### Material shown
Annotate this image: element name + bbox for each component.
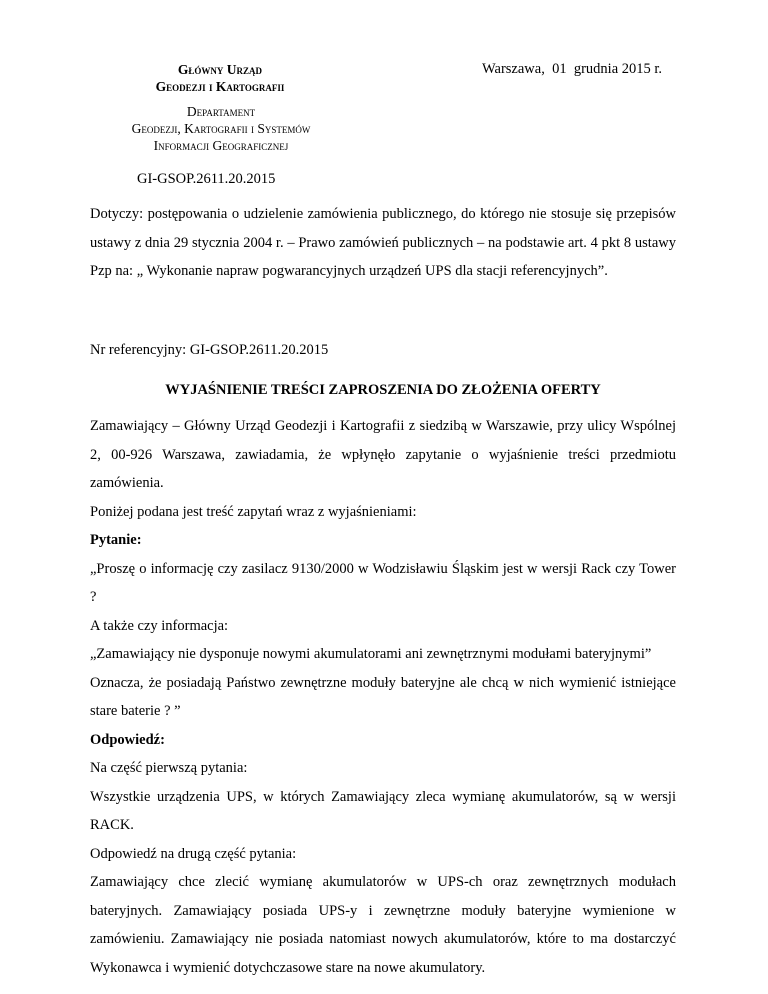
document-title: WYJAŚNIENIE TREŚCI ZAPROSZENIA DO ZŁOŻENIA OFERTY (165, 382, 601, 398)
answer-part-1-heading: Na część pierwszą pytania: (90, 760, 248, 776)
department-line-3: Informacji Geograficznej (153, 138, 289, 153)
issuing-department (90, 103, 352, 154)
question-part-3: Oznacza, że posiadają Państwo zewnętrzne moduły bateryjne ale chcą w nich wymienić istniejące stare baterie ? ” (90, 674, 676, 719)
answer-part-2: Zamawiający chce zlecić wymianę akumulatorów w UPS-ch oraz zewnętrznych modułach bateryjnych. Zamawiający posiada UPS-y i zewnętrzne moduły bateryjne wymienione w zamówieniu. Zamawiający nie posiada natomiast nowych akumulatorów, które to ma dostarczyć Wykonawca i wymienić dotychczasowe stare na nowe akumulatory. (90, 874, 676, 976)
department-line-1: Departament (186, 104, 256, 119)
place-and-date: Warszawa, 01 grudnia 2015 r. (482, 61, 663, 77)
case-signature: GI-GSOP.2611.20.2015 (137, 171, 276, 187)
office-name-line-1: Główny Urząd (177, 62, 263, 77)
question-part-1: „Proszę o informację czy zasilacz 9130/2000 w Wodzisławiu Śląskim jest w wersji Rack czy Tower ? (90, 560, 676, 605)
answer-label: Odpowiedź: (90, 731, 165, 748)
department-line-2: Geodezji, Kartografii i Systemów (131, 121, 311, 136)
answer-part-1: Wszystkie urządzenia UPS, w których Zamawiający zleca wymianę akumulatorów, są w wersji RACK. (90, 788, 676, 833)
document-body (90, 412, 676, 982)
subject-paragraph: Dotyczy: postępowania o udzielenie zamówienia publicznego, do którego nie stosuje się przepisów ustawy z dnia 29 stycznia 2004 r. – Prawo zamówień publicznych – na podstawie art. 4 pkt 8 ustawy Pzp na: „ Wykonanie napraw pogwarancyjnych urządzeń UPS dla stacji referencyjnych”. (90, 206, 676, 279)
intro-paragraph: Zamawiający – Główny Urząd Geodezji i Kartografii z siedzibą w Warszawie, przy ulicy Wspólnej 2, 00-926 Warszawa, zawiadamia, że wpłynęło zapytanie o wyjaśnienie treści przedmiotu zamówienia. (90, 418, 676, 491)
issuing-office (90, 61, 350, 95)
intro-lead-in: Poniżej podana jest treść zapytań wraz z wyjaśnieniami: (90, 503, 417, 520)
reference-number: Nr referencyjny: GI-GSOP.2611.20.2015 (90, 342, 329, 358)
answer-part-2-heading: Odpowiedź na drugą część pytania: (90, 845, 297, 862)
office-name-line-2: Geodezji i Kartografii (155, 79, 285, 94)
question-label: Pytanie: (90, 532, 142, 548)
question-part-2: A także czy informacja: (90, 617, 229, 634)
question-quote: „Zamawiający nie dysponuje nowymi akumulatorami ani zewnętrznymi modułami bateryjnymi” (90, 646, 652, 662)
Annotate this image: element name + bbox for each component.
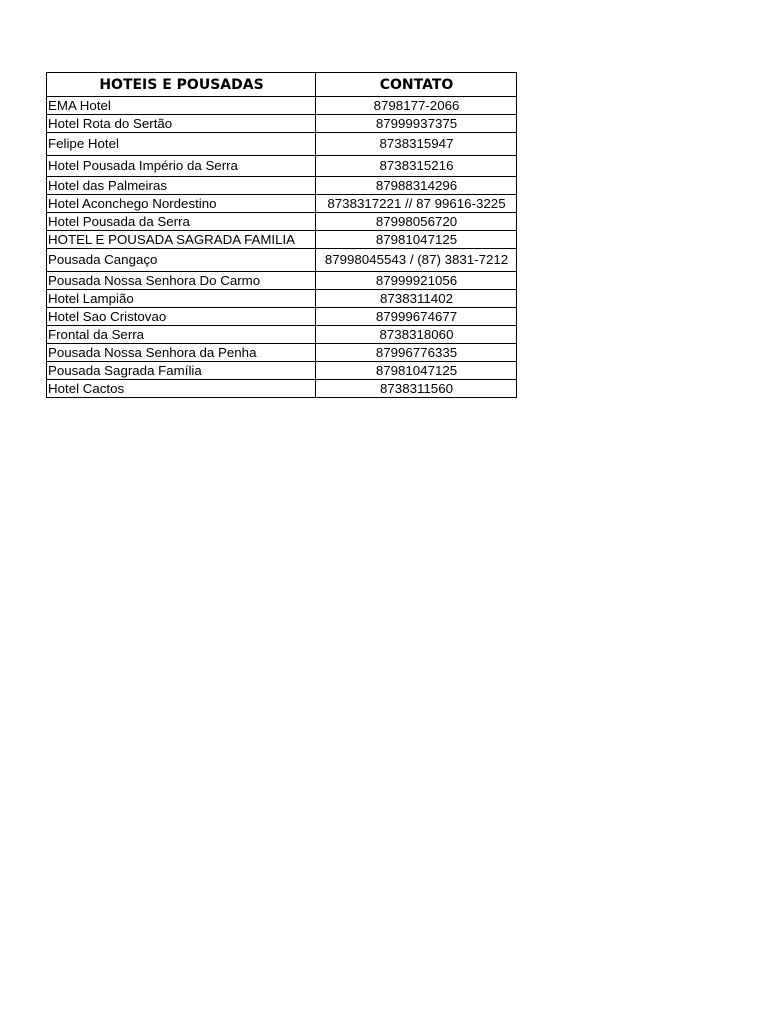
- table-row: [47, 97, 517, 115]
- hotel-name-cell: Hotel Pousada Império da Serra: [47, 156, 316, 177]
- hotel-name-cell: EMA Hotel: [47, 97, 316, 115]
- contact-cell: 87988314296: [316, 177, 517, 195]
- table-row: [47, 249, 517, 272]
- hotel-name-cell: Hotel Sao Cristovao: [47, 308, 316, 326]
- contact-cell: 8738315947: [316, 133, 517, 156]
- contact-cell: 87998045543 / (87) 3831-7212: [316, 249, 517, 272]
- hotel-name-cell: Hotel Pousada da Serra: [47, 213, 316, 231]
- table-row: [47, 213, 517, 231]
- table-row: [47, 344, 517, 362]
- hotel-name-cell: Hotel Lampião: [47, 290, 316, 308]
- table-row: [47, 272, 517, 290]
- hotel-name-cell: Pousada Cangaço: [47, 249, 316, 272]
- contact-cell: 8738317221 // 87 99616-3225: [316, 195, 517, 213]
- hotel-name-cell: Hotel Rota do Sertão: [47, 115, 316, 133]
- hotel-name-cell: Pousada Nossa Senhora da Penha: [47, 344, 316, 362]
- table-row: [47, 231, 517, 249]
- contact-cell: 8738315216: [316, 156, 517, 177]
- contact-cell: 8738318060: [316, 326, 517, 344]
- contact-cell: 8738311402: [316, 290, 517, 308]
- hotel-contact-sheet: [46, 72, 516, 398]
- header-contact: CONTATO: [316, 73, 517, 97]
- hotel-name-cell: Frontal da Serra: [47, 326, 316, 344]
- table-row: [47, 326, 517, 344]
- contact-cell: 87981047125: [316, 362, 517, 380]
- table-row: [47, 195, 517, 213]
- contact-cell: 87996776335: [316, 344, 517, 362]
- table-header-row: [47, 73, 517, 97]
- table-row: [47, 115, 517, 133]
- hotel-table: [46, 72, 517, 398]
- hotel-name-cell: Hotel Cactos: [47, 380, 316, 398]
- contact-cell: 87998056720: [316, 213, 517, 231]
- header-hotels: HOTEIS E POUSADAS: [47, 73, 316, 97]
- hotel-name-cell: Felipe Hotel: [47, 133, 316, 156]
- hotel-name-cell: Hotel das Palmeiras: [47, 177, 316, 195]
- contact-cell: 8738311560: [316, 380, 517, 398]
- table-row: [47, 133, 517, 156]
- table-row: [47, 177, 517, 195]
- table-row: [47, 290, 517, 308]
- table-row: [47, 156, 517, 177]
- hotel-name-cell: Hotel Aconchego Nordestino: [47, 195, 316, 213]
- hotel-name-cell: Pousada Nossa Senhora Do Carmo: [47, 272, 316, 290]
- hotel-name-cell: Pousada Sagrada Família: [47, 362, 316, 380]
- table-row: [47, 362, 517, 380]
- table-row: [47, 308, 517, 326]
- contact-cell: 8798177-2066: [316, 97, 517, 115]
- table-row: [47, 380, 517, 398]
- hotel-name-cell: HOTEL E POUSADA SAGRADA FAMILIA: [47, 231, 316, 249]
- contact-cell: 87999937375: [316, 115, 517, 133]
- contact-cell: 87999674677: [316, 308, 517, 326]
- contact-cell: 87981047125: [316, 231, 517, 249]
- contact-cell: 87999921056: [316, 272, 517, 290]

### Request
Copy the part of the listing that opens with the line containing "document-title: WYJAŚNIENIE TREŚCI" and closes with the line containing "document-body (90, 412, 676, 982)", reproducing every line without change.

### Response for this exercise
document-title: WYJAŚNIENIE TREŚCI ZAPROSZENIA DO ZŁOŻENIA OFERTY (165, 382, 601, 398)
answer-part-1-heading: Na część pierwszą pytania: (90, 760, 248, 776)
department-line-3: Informacji Geograficznej (153, 138, 289, 153)
issuing-department (90, 103, 352, 154)
question-part-3: Oznacza, że posiadają Państwo zewnętrzne moduły bateryjne ale chcą w nich wymienić istniejące stare baterie ? ” (90, 674, 676, 719)
answer-part-2: Zamawiający chce zlecić wymianę akumulatorów w UPS-ch oraz zewnętrznych modułach bateryjnych. Zamawiający posiada UPS-y i zewnętrzne moduły bateryjne wymienione w zamówieniu. Zamawiający nie posiada natomiast nowych akumulatorów, które to ma dostarczyć Wykonawca i wymienić dotychczasowe stare na nowe akumulatory. (90, 874, 676, 976)
department-line-1: Departament (186, 104, 256, 119)
place-and-date: Warszawa, 01 grudnia 2015 r. (482, 61, 663, 77)
case-signature: GI-GSOP.2611.20.2015 (137, 171, 276, 187)
office-name-line-1: Główny Urząd (177, 62, 263, 77)
question-part-1: „Proszę o informację czy zasilacz 9130/2000 w Wodzisławiu Śląskim jest w wersji Rack czy Tower ? (90, 560, 676, 605)
answer-label: Odpowiedź: (90, 731, 165, 748)
department-line-2: Geodezji, Kartografii i Systemów (131, 121, 311, 136)
answer-part-1: Wszystkie urządzenia UPS, w których Zamawiający zleca wymianę akumulatorów, są w wersji RACK. (90, 788, 676, 833)
document-body (90, 412, 676, 982)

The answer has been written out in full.